Exercise brief -> Pick out each line containing the string "seguinte" and copy it.

.....

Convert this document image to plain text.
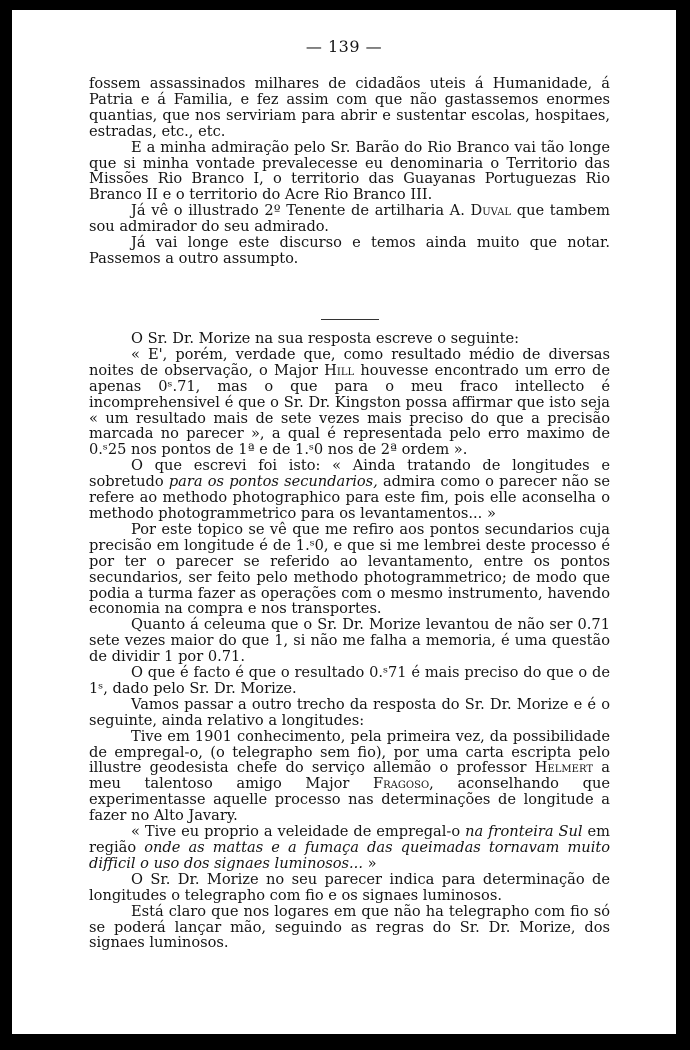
— 139 —

fossem assassinados milhares de cidadãos uteis á Humanidade, á Patria e á Familia, e fez assim com que não gastassemos enormes quantias, que nos serviriam para abrir e sustentar escolas, hospitaes, estradas, etc., etc.

E a minha admiração pelo Sr. Barão do Rio Branco vai tão longe que si minha vontade prevalecesse eu denominaria o Territorio das Missões Rio Branco I, o territorio das Guayanas Portuguezas Rio Branco II e o territorio do Acre Rio Branco III.

Já vê o illustrado 2º Tenente de artilharia A. Duval que tambem sou admirador do seu admirado.

Já vai longe este discurso e temos ainda muito que notar. Passemos a outro assumpto.

O Sr. Dr. Morize na sua resposta escreve o seguinte:

« E', porém, verdade que, como resultado médio de diversas noites de observação, o Major Hill houvesse encontrado um erro de apenas 0ˢ.71, mas o que para o meu fraco intellecto é incomprehensivel é que o Sr. Dr. Kingston possa affirmar que isto seja « um resultado mais de sete vezes mais preciso do que a precisão marcada no parecer », a qual é representada pelo erro maximo de 0.ˢ25 nos pontos de 1ª e de 1.ˢ0 nos de 2ª ordem ».

O que escrevi foi isto: « Ainda tratando de longitudes e sobretudo para os pontos secundarios, admira como o parecer não se refere ao methodo photographico para este fim, pois elle aconselha o methodo photogrammetrico para os levantamentos... »

Por este topico se vê que me refiro aos pontos secundarios cuja precisão em longitude é de 1.ˢ0, e que si me lembrei deste processo é por ter o parecer se referido ao levantamento, entre os pontos secundarios, ser feito pelo methodo photogrammetrico; de modo que podia a turma fazer as operações com o mesmo instrumento, havendo economia na compra e nos transportes.

Quanto á celeuma que o Sr. Dr. Morize levantou de não ser 0.71 sete vezes maior do que 1, si não me falha a memoria, é uma questão de dividir 1 por 0.71.

O que é facto é que o resultado 0.ˢ71 é mais preciso do que o de 1ˢ, dado pelo Sr. Dr. Morize.

Vamos passar a outro trecho da resposta do Sr. Dr. Morize e é o seguinte, ainda relativo a longitudes:

Tive em 1901 conhecimento, pela primeira vez, da possibilidade de empregal-o, (o telegrapho sem fio), por uma carta escripta pelo illustre geodesista chefe do serviço allemão o professor Helmert a meu talentoso amigo Major Fragoso, aconselhando que experimentasse aquelle processo nas determinações de longitude a fazer no Alto Javary.

« Tive eu proprio a veleidade de empregal-o na fronteira Sul em região onde as mattas e a fumaça das queimadas tornavam muito difficil o uso dos signaes luminosos... »

O Sr. Dr. Morize no seu parecer indica para determinação de longitudes o telegrapho com fio e os signaes luminosos.

Está claro que nos logares em que não ha telegrapho com fio só se poderá lançar mão, seguindo as regras do Sr. Dr. Morize, dos signaes luminosos.
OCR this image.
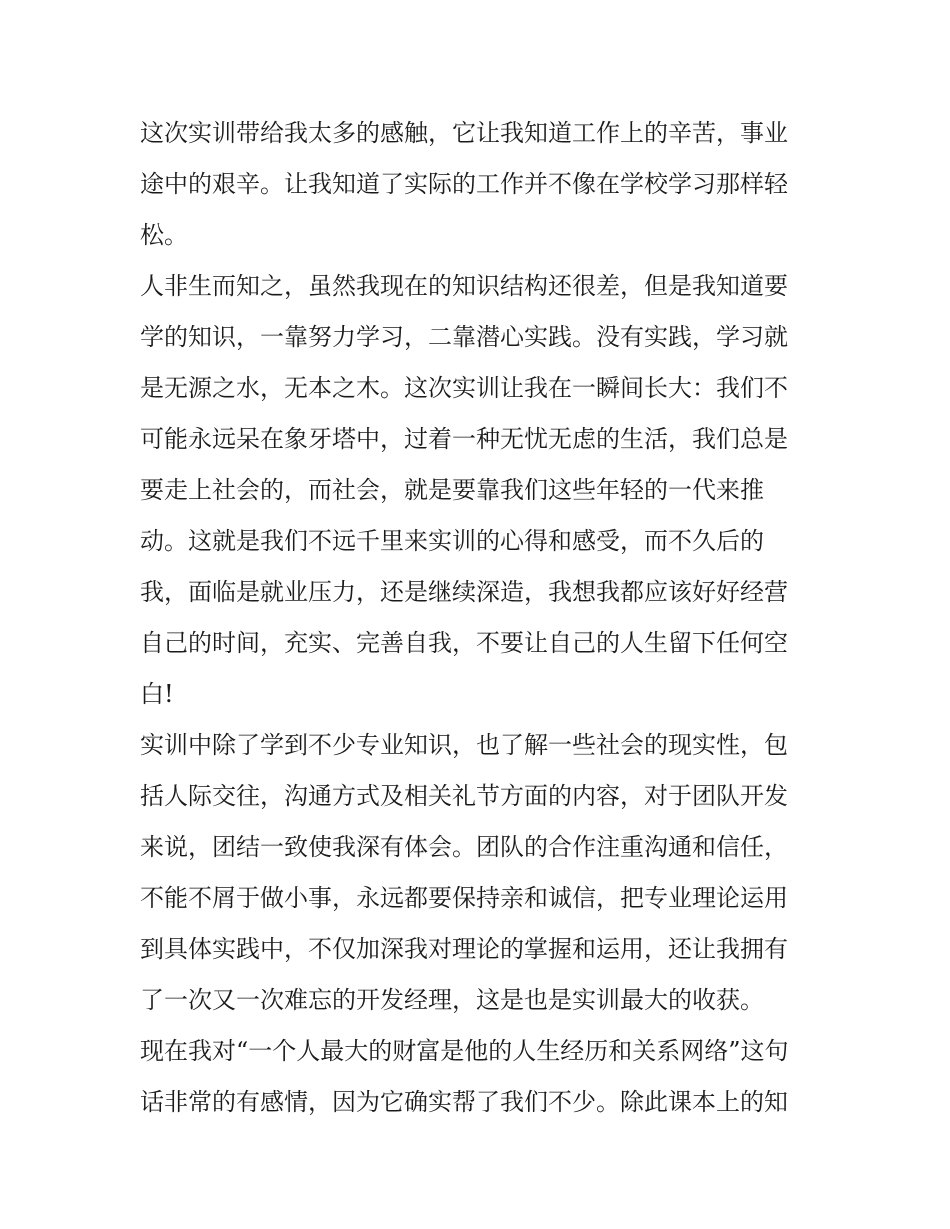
这次实训带给我太多的感触，它让我知道工作上的辛苦，事业
途中的艰辛。让我知道了实际的工作并不像在学校学习那样轻
松。
人非生而知之，虽然我现在的知识结构还很差，但是我知道要
学的知识，一靠努力学习，二靠潜心实践。没有实践，学习就
是无源之水，无本之木。这次实训让我在一瞬间长大：我们不
可能永远呆在象牙塔中，过着一种无忧无虑的生活，我们总是
要走上社会的，而社会，就是要靠我们这些年轻的一代来推
动。这就是我们不远千里来实训的心得和感受，而不久后的
我，面临是就业压力，还是继续深造，我想我都应该好好经营
自己的时间，充实、完善自我，不要让自己的人生留下任何空
白!
实训中除了学到不少专业知识，也了解一些社会的现实性，包
括人际交往，沟通方式及相关礼节方面的内容，对于团队开发
来说，团结一致使我深有体会。团队的合作注重沟通和信任，
不能不屑于做小事，永远都要保持亲和诚信，把专业理论运用
到具体实践中，不仅加深我对理论的掌握和运用，还让我拥有
了一次又一次难忘的开发经理，这是也是实训最大的收获。
现在我对“一个人最大的财富是他的人生经历和关系网络”这句
话非常的有感情，因为它确实帮了我们不少。除此课本上的知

.....

Exercise answer ->
O Sr. Dr. Morize na sua resposta escreve o seguinte:
Vamos passar a outro trecho da resposta do Sr. Dr. Morize e é o seguinte, ainda relativo a longitudes:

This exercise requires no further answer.